Problem to work on: Extract all of the data and reproduce it precisely.

Entries shown:
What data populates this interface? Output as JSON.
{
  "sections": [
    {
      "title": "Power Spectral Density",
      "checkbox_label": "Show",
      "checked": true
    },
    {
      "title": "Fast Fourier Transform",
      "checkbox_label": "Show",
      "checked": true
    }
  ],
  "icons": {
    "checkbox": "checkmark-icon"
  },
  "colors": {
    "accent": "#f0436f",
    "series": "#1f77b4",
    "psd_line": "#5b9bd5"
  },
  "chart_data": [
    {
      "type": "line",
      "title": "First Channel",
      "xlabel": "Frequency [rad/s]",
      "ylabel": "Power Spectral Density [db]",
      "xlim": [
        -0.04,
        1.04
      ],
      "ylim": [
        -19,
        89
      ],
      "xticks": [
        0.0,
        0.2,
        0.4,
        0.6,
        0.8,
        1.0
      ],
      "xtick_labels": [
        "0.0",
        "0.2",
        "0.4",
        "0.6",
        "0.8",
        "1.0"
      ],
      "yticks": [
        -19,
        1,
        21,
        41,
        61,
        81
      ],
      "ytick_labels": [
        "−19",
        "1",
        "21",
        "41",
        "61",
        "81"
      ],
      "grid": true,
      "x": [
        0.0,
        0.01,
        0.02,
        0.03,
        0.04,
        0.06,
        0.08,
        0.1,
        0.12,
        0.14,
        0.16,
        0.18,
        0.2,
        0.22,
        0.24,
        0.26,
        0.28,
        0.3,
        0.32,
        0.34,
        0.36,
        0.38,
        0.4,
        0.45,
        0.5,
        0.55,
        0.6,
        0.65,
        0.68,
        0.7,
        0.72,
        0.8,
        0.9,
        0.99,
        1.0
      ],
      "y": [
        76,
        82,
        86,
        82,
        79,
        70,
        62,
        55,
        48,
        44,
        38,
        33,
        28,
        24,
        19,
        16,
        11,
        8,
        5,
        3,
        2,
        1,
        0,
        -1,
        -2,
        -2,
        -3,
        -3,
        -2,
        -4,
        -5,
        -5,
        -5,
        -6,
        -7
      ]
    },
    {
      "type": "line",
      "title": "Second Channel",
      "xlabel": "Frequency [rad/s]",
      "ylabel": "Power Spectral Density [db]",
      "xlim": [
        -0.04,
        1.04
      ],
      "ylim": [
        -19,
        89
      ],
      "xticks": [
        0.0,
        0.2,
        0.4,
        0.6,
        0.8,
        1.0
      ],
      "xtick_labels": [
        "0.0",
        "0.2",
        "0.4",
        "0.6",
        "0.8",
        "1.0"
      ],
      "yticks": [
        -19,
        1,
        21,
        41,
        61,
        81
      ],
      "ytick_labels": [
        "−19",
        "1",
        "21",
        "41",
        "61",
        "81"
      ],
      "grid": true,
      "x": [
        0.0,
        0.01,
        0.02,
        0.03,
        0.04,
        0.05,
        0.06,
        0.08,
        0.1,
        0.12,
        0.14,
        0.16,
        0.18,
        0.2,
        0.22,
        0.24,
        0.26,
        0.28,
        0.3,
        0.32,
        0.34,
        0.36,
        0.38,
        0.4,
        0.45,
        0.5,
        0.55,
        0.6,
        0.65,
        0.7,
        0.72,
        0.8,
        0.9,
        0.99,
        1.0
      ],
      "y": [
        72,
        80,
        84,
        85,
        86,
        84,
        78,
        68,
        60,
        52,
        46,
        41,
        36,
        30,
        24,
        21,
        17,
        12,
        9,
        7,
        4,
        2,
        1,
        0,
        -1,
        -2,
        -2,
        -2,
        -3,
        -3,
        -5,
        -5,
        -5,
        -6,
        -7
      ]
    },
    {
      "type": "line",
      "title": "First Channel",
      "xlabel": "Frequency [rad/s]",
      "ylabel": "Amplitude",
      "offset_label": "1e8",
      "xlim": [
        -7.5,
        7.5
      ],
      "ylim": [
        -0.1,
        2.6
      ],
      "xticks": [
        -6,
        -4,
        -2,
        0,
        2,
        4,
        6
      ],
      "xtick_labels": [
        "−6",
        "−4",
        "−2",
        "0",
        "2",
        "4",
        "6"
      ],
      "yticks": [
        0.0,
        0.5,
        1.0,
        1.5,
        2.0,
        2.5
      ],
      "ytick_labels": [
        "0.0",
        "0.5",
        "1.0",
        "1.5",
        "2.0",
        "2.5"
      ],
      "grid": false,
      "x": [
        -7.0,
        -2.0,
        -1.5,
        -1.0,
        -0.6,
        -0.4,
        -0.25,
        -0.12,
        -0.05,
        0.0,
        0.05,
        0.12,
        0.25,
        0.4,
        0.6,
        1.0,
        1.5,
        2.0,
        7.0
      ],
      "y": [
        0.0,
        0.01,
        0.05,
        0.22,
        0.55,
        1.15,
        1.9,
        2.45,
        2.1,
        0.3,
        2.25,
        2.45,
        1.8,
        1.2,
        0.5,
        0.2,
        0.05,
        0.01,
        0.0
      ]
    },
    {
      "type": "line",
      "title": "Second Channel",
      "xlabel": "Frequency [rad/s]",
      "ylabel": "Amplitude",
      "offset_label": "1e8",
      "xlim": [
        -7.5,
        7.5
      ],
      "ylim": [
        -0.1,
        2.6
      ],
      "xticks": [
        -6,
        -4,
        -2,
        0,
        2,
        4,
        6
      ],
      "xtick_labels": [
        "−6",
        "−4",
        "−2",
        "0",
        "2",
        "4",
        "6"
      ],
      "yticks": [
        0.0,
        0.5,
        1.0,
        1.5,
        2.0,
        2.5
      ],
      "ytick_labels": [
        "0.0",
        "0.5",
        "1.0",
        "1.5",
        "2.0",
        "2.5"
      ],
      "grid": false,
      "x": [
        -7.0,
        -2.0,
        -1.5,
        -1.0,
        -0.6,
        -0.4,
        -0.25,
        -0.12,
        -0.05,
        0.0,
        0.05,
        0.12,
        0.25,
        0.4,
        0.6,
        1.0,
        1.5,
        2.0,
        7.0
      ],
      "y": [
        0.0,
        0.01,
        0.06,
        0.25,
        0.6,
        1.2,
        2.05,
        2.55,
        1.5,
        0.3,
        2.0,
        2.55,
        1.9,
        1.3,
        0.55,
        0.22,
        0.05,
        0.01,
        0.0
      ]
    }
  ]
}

The response:
What data populates this interface? Output as JSON.
{
  "sections": [
    {
      "title": "Power Spectral Density",
      "checkbox_label": "Show",
      "checked": true
    },
    {
      "title": "Fast Fourier Transform",
      "checkbox_label": "Show",
      "checked": true
    }
  ],
  "icons": {
    "checkbox": "checkmark-icon"
  },
  "colors": {
    "accent": "#f0436f",
    "series": "#1f77b4",
    "psd_line": "#5b9bd5"
  },
  "chart_data": [
    {
      "type": "line",
      "title": "First Channel",
      "xlabel": "Frequency [rad/s]",
      "ylabel": "Power Spectral Density [db]",
      "xlim": [
        -0.04,
        1.04
      ],
      "ylim": [
        -19,
        89
      ],
      "xticks": [
        0.0,
        0.2,
        0.4,
        0.6,
        0.8,
        1.0
      ],
      "xtick_labels": [
        "0.0",
        "0.2",
        "0.4",
        "0.6",
        "0.8",
        "1.0"
      ],
      "yticks": [
        -19,
        1,
        21,
        41,
        61,
        81
      ],
      "ytick_labels": [
        "−19",
        "1",
        "21",
        "41",
        "61",
        "81"
      ],
      "grid": true,
      "x": [
        0.0,
        0.01,
        0.02,
        0.03,
        0.04,
        0.06,
        0.08,
        0.1,
        0.12,
        0.14,
        0.16,
        0.18,
        0.2,
        0.22,
        0.24,
        0.26,
        0.28,
        0.3,
        0.32,
        0.34,
        0.36,
        0.38,
        0.4,
        0.45,
        0.5,
        0.55,
        0.6,
        0.65,
        0.68,
        0.7,
        0.72,
        0.8,
        0.9,
        0.99,
        1.0
      ],
      "y": [
        76,
        82,
        86,
        82,
        79,
        70,
        62,
        55,
        48,
        44,
        38,
        33,
        28,
        24,
        19,
        16,
        11,
        8,
        5,
        3,
        2,
        1,
        0,
        -1,
        -2,
        -2,
        -3,
        -3,
        -2,
        -4,
        -5,
        -5,
        -5,
        -6,
        -7
      ]
    },
    {
      "type": "line",
      "title": "Second Channel",
      "xlabel": "Frequency [rad/s]",
      "ylabel": "Power Spectral Density [db]",
      "xlim": [
        -0.04,
        1.04
      ],
      "ylim": [
        -19,
        89
      ],
      "xticks": [
        0.0,
        0.2,
        0.4,
        0.6,
        0.8,
        1.0
      ],
      "xtick_labels": [
        "0.0",
        "0.2",
        "0.4",
        "0.6",
        "0.8",
        "1.0"
      ],
      "yticks": [
        -19,
        1,
        21,
        41,
        61,
        81
      ],
      "ytick_labels": [
        "−19",
        "1",
        "21",
        "41",
        "61",
        "81"
      ],
      "grid": true,
      "x": [
        0.0,
        0.01,
        0.02,
        0.03,
        0.04,
        0.05,
        0.06,
        0.08,
        0.1,
        0.12,
        0.14,
        0.16,
        0.18,
        0.2,
        0.22,
        0.24,
        0.26,
        0.28,
        0.3,
        0.32,
        0.34,
        0.36,
        0.38,
        0.4,
        0.45,
        0.5,
        0.55,
        0.6,
        0.65,
        0.7,
        0.72,
        0.8,
        0.9,
        0.99,
        1.0
      ],
      "y": [
        72,
        80,
        84,
        85,
        86,
        84,
        78,
        68,
        60,
        52,
        46,
        41,
        36,
        30,
        24,
        21,
        17,
        12,
        9,
        7,
        4,
        2,
        1,
        0,
        -1,
        -2,
        -2,
        -2,
        -3,
        -3,
        -5,
        -5,
        -5,
        -6,
        -7
      ]
    },
    {
      "type": "line",
      "title": "First Channel",
      "xlabel": "Frequency [rad/s]",
      "ylabel": "Amplitude",
      "offset_label": "1e8",
      "xlim": [
        -7.5,
        7.5
      ],
      "ylim": [
        -0.1,
        2.6
      ],
      "xticks": [
        -6,
        -4,
        -2,
        0,
        2,
        4,
        6
      ],
      "xtick_labels": [
        "−6",
        "−4",
        "−2",
        "0",
        "2",
        "4",
        "6"
      ],
      "yticks": [
        0.0,
        0.5,
        1.0,
        1.5,
        2.0,
        2.5
      ],
      "ytick_labels": [
        "0.0",
        "0.5",
        "1.0",
        "1.5",
        "2.0",
        "2.5"
      ],
      "grid": false,
      "x": [
        -7.0,
        -2.0,
        -1.5,
        -1.0,
        -0.6,
        -0.4,
        -0.25,
        -0.12,
        -0.05,
        0.0,
        0.05,
        0.12,
        0.25,
        0.4,
        0.6,
        1.0,
        1.5,
        2.0,
        7.0
      ],
      "y": [
        0.0,
        0.01,
        0.05,
        0.22,
        0.55,
        1.15,
        1.9,
        2.45,
        2.1,
        0.3,
        2.25,
        2.45,
        1.8,
        1.2,
        0.5,
        0.2,
        0.05,
        0.01,
        0.0
      ]
    },
    {
      "type": "line",
      "title": "Second Channel",
      "xlabel": "Frequency [rad/s]",
      "ylabel": "Amplitude",
      "offset_label": "1e8",
      "xlim": [
        -7.5,
        7.5
      ],
      "ylim": [
        -0.1,
        2.6
      ],
      "xticks": [
        -6,
        -4,
        -2,
        0,
        2,
        4,
        6
      ],
      "xtick_labels": [
        "−6",
        "−4",
        "−2",
        "0",
        "2",
        "4",
        "6"
      ],
      "yticks": [
        0.0,
        0.5,
        1.0,
        1.5,
        2.0,
        2.5
      ],
      "ytick_labels": [
        "0.0",
        "0.5",
        "1.0",
        "1.5",
        "2.0",
        "2.5"
      ],
      "grid": false,
      "x": [
        -7.0,
        -2.0,
        -1.5,
        -1.0,
        -0.6,
        -0.4,
        -0.25,
        -0.12,
        -0.05,
        0.0,
        0.05,
        0.12,
        0.25,
        0.4,
        0.6,
        1.0,
        1.5,
        2.0,
        7.0
      ],
      "y": [
        0.0,
        0.01,
        0.06,
        0.25,
        0.6,
        1.2,
        2.05,
        2.55,
        1.5,
        0.3,
        2.0,
        2.55,
        1.9,
        1.3,
        0.55,
        0.22,
        0.05,
        0.01,
        0.0
      ]
    }
  ]
}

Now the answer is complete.